TO DO: Revise the listing so that each occurrence of "Only files" becomes "Files only", with nothing else altered.

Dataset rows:
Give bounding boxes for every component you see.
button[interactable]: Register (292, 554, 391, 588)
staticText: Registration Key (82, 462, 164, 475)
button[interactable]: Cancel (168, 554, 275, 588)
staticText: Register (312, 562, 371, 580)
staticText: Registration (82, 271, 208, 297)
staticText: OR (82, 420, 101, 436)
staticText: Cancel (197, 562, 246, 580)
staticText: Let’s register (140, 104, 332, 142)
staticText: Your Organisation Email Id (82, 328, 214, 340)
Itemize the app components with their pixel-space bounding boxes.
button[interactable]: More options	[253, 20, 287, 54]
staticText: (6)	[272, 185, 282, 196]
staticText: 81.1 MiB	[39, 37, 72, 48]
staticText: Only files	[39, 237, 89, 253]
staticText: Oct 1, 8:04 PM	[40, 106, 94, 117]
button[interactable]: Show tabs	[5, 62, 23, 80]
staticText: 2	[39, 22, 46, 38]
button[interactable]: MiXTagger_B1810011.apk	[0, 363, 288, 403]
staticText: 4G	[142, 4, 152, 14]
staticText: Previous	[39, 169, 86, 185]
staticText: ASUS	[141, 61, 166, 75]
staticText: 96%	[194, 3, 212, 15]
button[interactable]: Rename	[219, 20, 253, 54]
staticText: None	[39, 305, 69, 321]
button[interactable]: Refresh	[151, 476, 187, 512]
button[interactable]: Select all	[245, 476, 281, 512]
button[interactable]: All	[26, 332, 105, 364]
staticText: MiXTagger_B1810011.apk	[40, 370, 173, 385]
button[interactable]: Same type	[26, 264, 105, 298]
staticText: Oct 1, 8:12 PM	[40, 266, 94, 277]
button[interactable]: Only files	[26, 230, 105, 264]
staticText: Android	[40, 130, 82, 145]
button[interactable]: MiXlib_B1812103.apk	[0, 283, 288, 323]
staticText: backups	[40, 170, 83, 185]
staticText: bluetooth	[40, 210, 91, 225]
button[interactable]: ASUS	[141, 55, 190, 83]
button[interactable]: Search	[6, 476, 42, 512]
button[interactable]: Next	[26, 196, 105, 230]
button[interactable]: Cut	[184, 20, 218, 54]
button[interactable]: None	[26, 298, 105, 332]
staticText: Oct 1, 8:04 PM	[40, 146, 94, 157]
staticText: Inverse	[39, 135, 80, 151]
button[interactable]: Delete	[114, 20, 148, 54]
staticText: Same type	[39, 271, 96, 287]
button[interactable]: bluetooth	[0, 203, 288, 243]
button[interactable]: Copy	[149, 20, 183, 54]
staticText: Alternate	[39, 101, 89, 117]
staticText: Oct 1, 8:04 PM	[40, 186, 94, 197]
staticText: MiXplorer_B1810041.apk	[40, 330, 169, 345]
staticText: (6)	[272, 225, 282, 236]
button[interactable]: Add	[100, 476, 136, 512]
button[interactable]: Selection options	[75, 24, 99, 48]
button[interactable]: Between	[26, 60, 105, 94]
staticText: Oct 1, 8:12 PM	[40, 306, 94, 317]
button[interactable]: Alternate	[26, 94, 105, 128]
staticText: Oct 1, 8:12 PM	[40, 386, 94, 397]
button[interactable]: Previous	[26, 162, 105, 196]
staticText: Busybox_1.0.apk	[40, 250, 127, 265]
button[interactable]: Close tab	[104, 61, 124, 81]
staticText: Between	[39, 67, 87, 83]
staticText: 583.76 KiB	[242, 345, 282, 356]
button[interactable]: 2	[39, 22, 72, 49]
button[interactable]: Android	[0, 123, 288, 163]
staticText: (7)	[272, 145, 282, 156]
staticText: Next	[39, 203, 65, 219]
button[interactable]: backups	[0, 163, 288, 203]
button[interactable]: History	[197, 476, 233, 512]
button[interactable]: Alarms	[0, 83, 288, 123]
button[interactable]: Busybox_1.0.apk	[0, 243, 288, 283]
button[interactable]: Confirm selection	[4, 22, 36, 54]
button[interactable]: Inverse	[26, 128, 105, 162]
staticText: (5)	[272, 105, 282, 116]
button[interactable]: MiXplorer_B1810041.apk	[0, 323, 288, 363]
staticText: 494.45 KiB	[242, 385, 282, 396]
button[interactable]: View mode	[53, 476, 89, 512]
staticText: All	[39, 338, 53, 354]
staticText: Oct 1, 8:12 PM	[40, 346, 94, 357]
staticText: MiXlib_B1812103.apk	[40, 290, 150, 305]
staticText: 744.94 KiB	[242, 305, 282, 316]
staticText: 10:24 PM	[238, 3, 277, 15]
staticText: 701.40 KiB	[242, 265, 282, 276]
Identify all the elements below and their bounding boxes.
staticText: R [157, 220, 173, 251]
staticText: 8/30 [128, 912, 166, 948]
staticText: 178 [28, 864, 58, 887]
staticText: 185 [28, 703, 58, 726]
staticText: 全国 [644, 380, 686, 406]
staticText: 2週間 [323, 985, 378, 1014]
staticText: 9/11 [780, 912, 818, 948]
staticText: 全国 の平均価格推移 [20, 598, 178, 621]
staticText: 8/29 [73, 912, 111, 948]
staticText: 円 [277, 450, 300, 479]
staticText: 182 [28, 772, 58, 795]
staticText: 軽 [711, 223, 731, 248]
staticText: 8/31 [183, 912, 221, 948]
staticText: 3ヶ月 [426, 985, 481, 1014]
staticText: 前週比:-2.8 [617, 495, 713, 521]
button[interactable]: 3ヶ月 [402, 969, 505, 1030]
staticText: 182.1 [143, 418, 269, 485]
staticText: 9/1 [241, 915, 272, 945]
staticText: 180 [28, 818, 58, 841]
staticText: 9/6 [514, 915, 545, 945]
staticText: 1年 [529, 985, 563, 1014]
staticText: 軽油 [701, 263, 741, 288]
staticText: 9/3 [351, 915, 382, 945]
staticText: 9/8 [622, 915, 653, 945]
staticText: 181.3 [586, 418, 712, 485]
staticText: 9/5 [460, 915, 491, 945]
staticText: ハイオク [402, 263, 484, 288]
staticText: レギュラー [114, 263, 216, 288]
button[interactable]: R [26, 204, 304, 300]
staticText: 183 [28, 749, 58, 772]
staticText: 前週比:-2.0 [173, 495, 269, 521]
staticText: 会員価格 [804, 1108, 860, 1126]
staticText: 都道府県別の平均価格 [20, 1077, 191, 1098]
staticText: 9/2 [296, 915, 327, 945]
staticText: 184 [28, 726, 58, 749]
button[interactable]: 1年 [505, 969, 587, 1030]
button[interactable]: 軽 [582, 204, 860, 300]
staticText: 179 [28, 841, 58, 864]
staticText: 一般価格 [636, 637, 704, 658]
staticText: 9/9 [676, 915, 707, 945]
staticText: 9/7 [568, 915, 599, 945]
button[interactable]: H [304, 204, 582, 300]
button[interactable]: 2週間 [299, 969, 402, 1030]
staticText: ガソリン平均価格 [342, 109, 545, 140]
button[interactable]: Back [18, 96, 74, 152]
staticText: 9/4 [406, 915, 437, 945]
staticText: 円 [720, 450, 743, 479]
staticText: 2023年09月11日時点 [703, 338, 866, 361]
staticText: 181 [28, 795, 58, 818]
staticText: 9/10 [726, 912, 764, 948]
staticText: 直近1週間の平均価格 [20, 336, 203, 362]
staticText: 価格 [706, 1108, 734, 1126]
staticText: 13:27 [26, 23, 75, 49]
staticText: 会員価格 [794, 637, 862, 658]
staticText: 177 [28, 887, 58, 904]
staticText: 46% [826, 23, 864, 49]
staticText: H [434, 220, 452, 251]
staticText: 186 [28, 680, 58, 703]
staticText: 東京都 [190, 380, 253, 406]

SOLUTION FOR THIS PROBLEM:
Give bounding boxes for every component you see.
button[interactable]: Register (292, 554, 391, 588)
staticText: Registration Key (82, 462, 164, 475)
button[interactable]: Cancel (168, 554, 275, 588)
staticText: Register (312, 562, 371, 580)
staticText: Registration (82, 271, 208, 297)
staticText: OR (82, 420, 101, 436)
staticText: Cancel (197, 562, 246, 580)
staticText: Let’s register (140, 104, 332, 142)
staticText: Your Organisation Email Id (82, 328, 214, 340)
Itemize the app components with their pixel-space bounding boxes.
button[interactable]: More options	[253, 20, 287, 54]
staticText: (6)	[272, 185, 282, 196]
staticText: 81.1 MiB	[39, 37, 72, 48]
staticText: Files only	[39, 237, 89, 253]
staticText: Oct 1, 8:04 PM	[40, 106, 94, 117]
button[interactable]: Show tabs	[5, 62, 23, 80]
staticText: 2	[39, 22, 46, 38]
button[interactable]: MiXTagger_B1810011.apk	[0, 363, 288, 403]
staticText: 4G	[142, 4, 152, 14]
staticText: Previous	[39, 169, 86, 185]
staticText: ASUS	[141, 61, 166, 75]
staticText: 96%	[194, 3, 212, 15]
button[interactable]: Rename	[219, 20, 253, 54]
staticText: None	[39, 305, 69, 321]
button[interactable]: Refresh	[151, 476, 187, 512]
button[interactable]: Select all	[245, 476, 281, 512]
button[interactable]: All	[26, 332, 105, 364]
staticText: MiXTagger_B1810011.apk	[40, 370, 173, 385]
button[interactable]: Same type	[26, 264, 105, 298]
staticText: Oct 1, 8:12 PM	[40, 266, 94, 277]
button[interactable]: Files only	[26, 230, 105, 264]
staticText: Android	[40, 130, 82, 145]
button[interactable]: MiXlib_B1812103.apk	[0, 283, 288, 323]
staticText: backups	[40, 170, 83, 185]
staticText: bluetooth	[40, 210, 91, 225]
button[interactable]: ASUS	[141, 55, 190, 83]
button[interactable]: Search	[6, 476, 42, 512]
button[interactable]: Next	[26, 196, 105, 230]
button[interactable]: Cut	[184, 20, 218, 54]
button[interactable]: None	[26, 298, 105, 332]
staticText: Oct 1, 8:04 PM	[40, 146, 94, 157]
staticText: Inverse	[39, 135, 80, 151]
button[interactable]: Delete	[114, 20, 148, 54]
staticText: Same type	[39, 271, 96, 287]
button[interactable]: bluetooth	[0, 203, 288, 243]
button[interactable]: Copy	[149, 20, 183, 54]
staticText: Alternate	[39, 101, 89, 117]
staticText: Oct 1, 8:04 PM	[40, 186, 94, 197]
staticText: MiXplorer_B1810041.apk	[40, 330, 169, 345]
staticText: (6)	[272, 225, 282, 236]
button[interactable]: Add	[100, 476, 136, 512]
button[interactable]: Selection options	[75, 24, 99, 48]
button[interactable]: Between	[26, 60, 105, 94]
staticText: Oct 1, 8:12 PM	[40, 306, 94, 317]
button[interactable]: Alternate	[26, 94, 105, 128]
staticText: Oct 1, 8:12 PM	[40, 386, 94, 397]
button[interactable]: Previous	[26, 162, 105, 196]
staticText: Busybox_1.0.apk	[40, 250, 127, 265]
button[interactable]: Close tab	[104, 61, 124, 81]
staticText: Between	[39, 67, 87, 83]
staticText: 583.76 KiB	[242, 345, 282, 356]
button[interactable]: 2	[39, 22, 72, 49]
button[interactable]: Android	[0, 123, 288, 163]
staticText: (7)	[272, 145, 282, 156]
staticText: Next	[39, 203, 65, 219]
button[interactable]: backups	[0, 163, 288, 203]
button[interactable]: History	[197, 476, 233, 512]
button[interactable]: Alarms	[0, 83, 288, 123]
button[interactable]: Busybox_1.0.apk	[0, 243, 288, 283]
button[interactable]: Confirm selection	[4, 22, 36, 54]
button[interactable]: Inverse	[26, 128, 105, 162]
staticText: (5)	[272, 105, 282, 116]
button[interactable]: MiXplorer_B1810041.apk	[0, 323, 288, 363]
staticText: 494.45 KiB	[242, 385, 282, 396]
button[interactable]: View mode	[53, 476, 89, 512]
staticText: All	[39, 338, 53, 354]
staticText: Oct 1, 8:12 PM	[40, 346, 94, 357]
staticText: MiXlib_B1812103.apk	[40, 290, 150, 305]
staticText: 744.94 KiB	[242, 305, 282, 316]
staticText: 10:24 PM	[238, 3, 277, 15]
staticText: 701.40 KiB	[242, 265, 282, 276]
Identify all the elements below and their bounding boxes.
staticText: R [157, 220, 173, 251]
staticText: 8/30 [128, 912, 166, 948]
staticText: 178 [28, 864, 58, 887]
staticText: 185 [28, 703, 58, 726]
staticText: 全国 [644, 380, 686, 406]
staticText: 2週間 [323, 985, 378, 1014]
staticText: 9/11 [780, 912, 818, 948]
staticText: 全国 の平均価格推移 [20, 598, 178, 621]
staticText: 8/29 [73, 912, 111, 948]
staticText: 円 [277, 450, 300, 479]
staticText: 182 [28, 772, 58, 795]
staticText: 軽 [711, 223, 731, 248]
staticText: 8/31 [183, 912, 221, 948]
staticText: 3ヶ月 [426, 985, 481, 1014]
staticText: 前週比:-2.8 [617, 495, 713, 521]
button[interactable]: 3ヶ月 [402, 969, 505, 1030]
staticText: 182.1 [143, 418, 269, 485]
staticText: 9/1 [241, 915, 272, 945]
staticText: 180 [28, 818, 58, 841]
staticText: 9/6 [514, 915, 545, 945]
staticText: 1年 [529, 985, 563, 1014]
staticText: 軽油 [701, 263, 741, 288]
staticText: 9/3 [351, 915, 382, 945]
staticText: 9/8 [622, 915, 653, 945]
staticText: 181.3 [586, 418, 712, 485]
staticText: 9/5 [460, 915, 491, 945]
staticText: ハイオク [402, 263, 484, 288]
staticText: レギュラー [114, 263, 216, 288]
button[interactable]: R [26, 204, 304, 300]
staticText: 183 [28, 749, 58, 772]
staticText: 前週比:-2.0 [173, 495, 269, 521]
staticText: 会員価格 [804, 1108, 860, 1126]
staticText: 都道府県別の平均価格 [20, 1077, 191, 1098]
staticText: 9/2 [296, 915, 327, 945]
staticText: 184 [28, 726, 58, 749]
button[interactable]: 1年 [505, 969, 587, 1030]
button[interactable]: 軽 [582, 204, 860, 300]
staticText: 179 [28, 841, 58, 864]
staticText: 一般価格 [636, 637, 704, 658]
staticText: 9/9 [676, 915, 707, 945]
staticText: 9/7 [568, 915, 599, 945]
button[interactable]: H [304, 204, 582, 300]
button[interactable]: 2週間 [299, 969, 402, 1030]
staticText: ガソリン平均価格 [342, 109, 545, 140]
button[interactable]: Back [18, 96, 74, 152]
staticText: 9/4 [406, 915, 437, 945]
staticText: 円 [720, 450, 743, 479]
staticText: 2023年09月11日時点 [703, 338, 866, 361]
staticText: 181 [28, 795, 58, 818]
staticText: 9/10 [726, 912, 764, 948]
staticText: 直近1週間の平均価格 [20, 336, 203, 362]
staticText: 価格 [706, 1108, 734, 1126]
staticText: 13:27 [26, 23, 75, 49]
staticText: 会員価格 [794, 637, 862, 658]
staticText: 177 [28, 887, 58, 904]
staticText: 46% [826, 23, 864, 49]
staticText: H [434, 220, 452, 251]
staticText: 186 [28, 680, 58, 703]
staticText: 東京都 [190, 380, 253, 406]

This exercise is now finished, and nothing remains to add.